DESCRIPTION OF THE TASK>
Copy the records below, unchanged, from their first line through the line containing "trivago-logo-mark: trivago [44, 62, 125, 90]", with both of those lines included.

INPUT RECORDS>
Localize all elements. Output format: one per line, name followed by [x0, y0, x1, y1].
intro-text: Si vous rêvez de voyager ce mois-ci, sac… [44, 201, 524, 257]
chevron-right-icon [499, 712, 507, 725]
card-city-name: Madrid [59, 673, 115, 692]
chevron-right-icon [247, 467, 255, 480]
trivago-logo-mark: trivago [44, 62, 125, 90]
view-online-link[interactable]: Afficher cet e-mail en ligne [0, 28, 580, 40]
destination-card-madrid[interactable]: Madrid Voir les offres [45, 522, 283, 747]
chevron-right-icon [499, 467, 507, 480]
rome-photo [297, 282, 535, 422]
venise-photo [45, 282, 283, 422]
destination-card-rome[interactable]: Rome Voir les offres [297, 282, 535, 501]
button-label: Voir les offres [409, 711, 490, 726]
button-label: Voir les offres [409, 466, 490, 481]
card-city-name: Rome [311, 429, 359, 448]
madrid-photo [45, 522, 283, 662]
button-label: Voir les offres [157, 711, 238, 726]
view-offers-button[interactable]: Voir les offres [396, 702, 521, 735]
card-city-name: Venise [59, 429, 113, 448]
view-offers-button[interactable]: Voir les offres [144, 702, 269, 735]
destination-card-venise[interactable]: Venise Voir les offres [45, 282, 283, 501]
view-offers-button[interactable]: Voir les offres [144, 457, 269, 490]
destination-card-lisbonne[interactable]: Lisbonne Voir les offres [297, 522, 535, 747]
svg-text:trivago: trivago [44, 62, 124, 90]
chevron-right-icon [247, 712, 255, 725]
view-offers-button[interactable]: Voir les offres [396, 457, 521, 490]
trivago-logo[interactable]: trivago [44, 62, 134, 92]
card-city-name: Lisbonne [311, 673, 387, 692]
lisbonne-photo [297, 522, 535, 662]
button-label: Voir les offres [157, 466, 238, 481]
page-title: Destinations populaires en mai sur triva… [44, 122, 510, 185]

EXERCISE OUTPUT>
Localize all elements. Output format: one per line, name followed by [x0, y0, x1, y1].
intro-text: Si vous rêvez de voyager ce mois-ci, sac… [44, 201, 524, 257]
chevron-right-icon [499, 712, 507, 725]
card-city-name: Madrid [59, 673, 115, 692]
chevron-right-icon [247, 467, 255, 480]
trivago-logo-mark: trivago [44, 62, 125, 90]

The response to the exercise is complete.